--- Required work ---
Please recast the records below as a Markdown table with two columns, Row and Line, giving each line a row number, skipping blank lines and leaving the pictures out.

==== Task input ====

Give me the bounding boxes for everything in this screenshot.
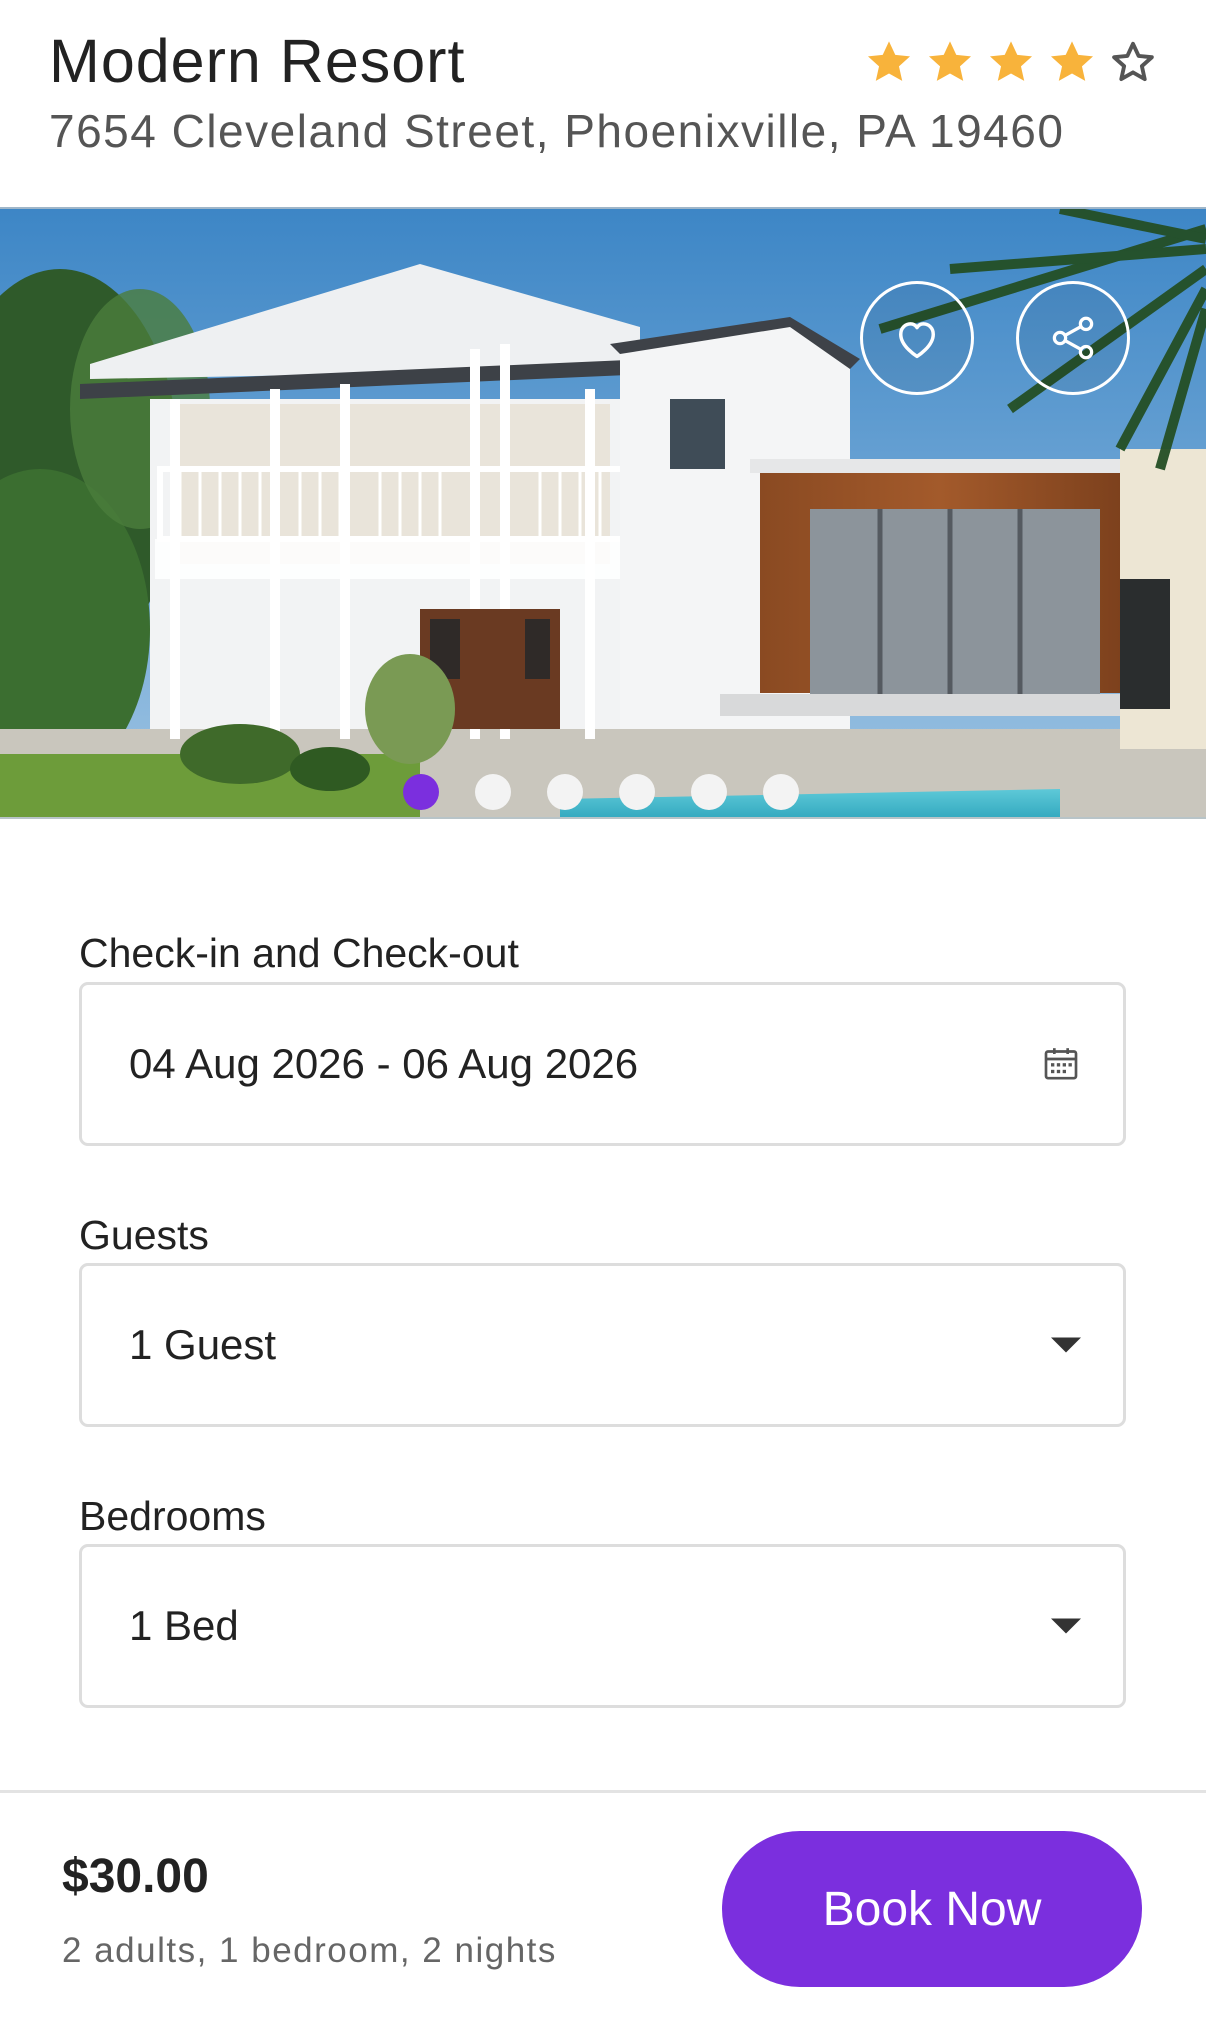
gallery-dot-3[interactable] bbox=[547, 774, 583, 810]
star-filled-icon bbox=[924, 36, 976, 92]
total-price: $30.00 bbox=[62, 1850, 209, 1903]
date-range-value: 04 Aug 2026 - 06 Aug 2026 bbox=[129, 1040, 639, 1087]
rating-stars bbox=[863, 36, 1154, 92]
booking-summary: 2 adults, 1 bedroom, 2 nights bbox=[62, 1931, 557, 1970]
property-header: Modern Resort 7654 Cleveland Street, Pho… bbox=[0, 0, 1206, 208]
star-filled-icon bbox=[1046, 36, 1098, 92]
property-photo bbox=[0, 209, 1206, 817]
guests-select[interactable]: 1 Guest bbox=[79, 1263, 1126, 1427]
star-empty-icon bbox=[1107, 36, 1159, 92]
gallery-dot-5[interactable] bbox=[691, 774, 727, 810]
share-button[interactable] bbox=[1016, 281, 1130, 395]
dates-label: Check-in and Check-out bbox=[79, 930, 519, 976]
property-address: 7654 Cleveland Street, Phoenixville, PA … bbox=[49, 105, 1065, 157]
heart-icon bbox=[899, 322, 935, 359]
photo-gallery[interactable] bbox=[0, 207, 1206, 819]
guests-value: 1 Guest bbox=[129, 1321, 277, 1368]
favorite-button[interactable] bbox=[860, 281, 974, 395]
star-filled-icon bbox=[863, 36, 915, 92]
gallery-dot-1[interactable] bbox=[403, 774, 439, 810]
guests-label: Guests bbox=[79, 1212, 209, 1258]
star-filled-icon bbox=[985, 36, 1037, 92]
gallery-dot-2[interactable] bbox=[475, 774, 511, 810]
date-range-field[interactable]: 04 Aug 2026 - 06 Aug 2026 bbox=[79, 982, 1126, 1146]
booking-bar: $30.00 2 adults, 1 bedroom, 2 nights Boo… bbox=[0, 1790, 1206, 2026]
bedrooms-select[interactable]: 1 Bed bbox=[79, 1544, 1126, 1708]
calendar-icon[interactable] bbox=[1041, 1044, 1081, 1084]
book-now-button[interactable]: Book Now bbox=[722, 1831, 1142, 1987]
gallery-dot-6[interactable] bbox=[763, 774, 799, 810]
bedrooms-value: 1 Bed bbox=[129, 1602, 239, 1649]
gallery-dot-4[interactable] bbox=[619, 774, 655, 810]
dropdown-caret-icon bbox=[1051, 1618, 1081, 1634]
share-icon bbox=[1052, 316, 1094, 360]
dropdown-caret-icon bbox=[1051, 1337, 1081, 1353]
gallery-pagination bbox=[403, 774, 799, 810]
property-title: Modern Resort bbox=[49, 27, 466, 95]
bedrooms-label: Bedrooms bbox=[79, 1493, 266, 1539]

====

--- Task response ---
| Row | Line |
|---|---|
| 1 | Give me the bounding boxes for everything in this screenshot. |
| 2 | gallery-dot-3[interactable] bbox=[547, 774, 583, 810] |
| 3 | star-filled-icon bbox=[924, 36, 976, 92] |
| 4 | total-price: $30.00 bbox=[62, 1850, 209, 1903] |
| 5 | date-range-value: 04 Aug 2026 - 06 Aug 2026 bbox=[129, 1040, 639, 1087] |
| 6 | rating-stars bbox=[863, 36, 1154, 92] |
| 7 | booking-summary: 2 adults, 1 bedroom, 2 nights bbox=[62, 1931, 557, 1970] |
| 8 | property-header: Modern Resort 7654 Cleveland Street, Pho… bbox=[0, 0, 1206, 208] |
| 9 | star-filled-icon bbox=[1046, 36, 1098, 92] |
| 10 | property-photo bbox=[0, 209, 1206, 817] |
| 11 | guests-select[interactable]: 1 Guest bbox=[79, 1263, 1126, 1427] |
| 12 | star-empty-icon bbox=[1107, 36, 1159, 92] |
| 13 | gallery-dot-5[interactable] bbox=[691, 774, 727, 810] |
| 14 | share-button[interactable] bbox=[1016, 281, 1130, 395] |
| 15 | dates-label: Check-in and Check-out bbox=[79, 930, 519, 976] |
| 16 | property-address: 7654 Cleveland Street, Phoenixville, PA … bbox=[49, 105, 1065, 157] |
| 17 | heart-icon bbox=[899, 322, 935, 359] |
| 18 | photo-gallery[interactable] bbox=[0, 207, 1206, 819] |
| 19 | guests-value: 1 Guest bbox=[129, 1321, 277, 1368] |
| 20 | favorite-button[interactable] bbox=[860, 281, 974, 395] |
| 21 | star-filled-icon bbox=[863, 36, 915, 92] |
| 22 | gallery-dot-1[interactable] bbox=[403, 774, 439, 810] |
| 23 | guests-label: Guests bbox=[79, 1212, 209, 1258] |
| 24 | star-filled-icon bbox=[985, 36, 1037, 92] |
| 25 | gallery-dot-2[interactable] bbox=[475, 774, 511, 810] |
| 26 | date-range-field[interactable]: 04 Aug 2026 - 06 Aug 2026 bbox=[79, 982, 1126, 1146] |
| 27 | booking-bar: $30.00 2 adults, 1 bedroom, 2 nights Boo… bbox=[0, 1790, 1206, 2026] |
| 28 | bedrooms-select[interactable]: 1 Bed bbox=[79, 1544, 1126, 1708] |
| 29 | calendar-icon[interactable] bbox=[1041, 1044, 1081, 1084] |
| 30 | book-now-button[interactable]: Book Now bbox=[722, 1831, 1142, 1987] |
| 31 | gallery-dot-6[interactable] bbox=[763, 774, 799, 810] |
| 32 | bedrooms-value: 1 Bed bbox=[129, 1602, 239, 1649] |
| 33 | gallery-dot-4[interactable] bbox=[619, 774, 655, 810] |
| 34 | dropdown-caret-icon bbox=[1051, 1618, 1081, 1634] |
| 35 | share-icon bbox=[1052, 316, 1094, 360] |
| 36 | dropdown-caret-icon bbox=[1051, 1337, 1081, 1353] |
| 37 | gallery-pagination bbox=[403, 774, 799, 810] |
| 38 | property-title: Modern Resort bbox=[49, 27, 466, 95] |
| 39 | bedrooms-label: Bedrooms bbox=[79, 1493, 266, 1539] |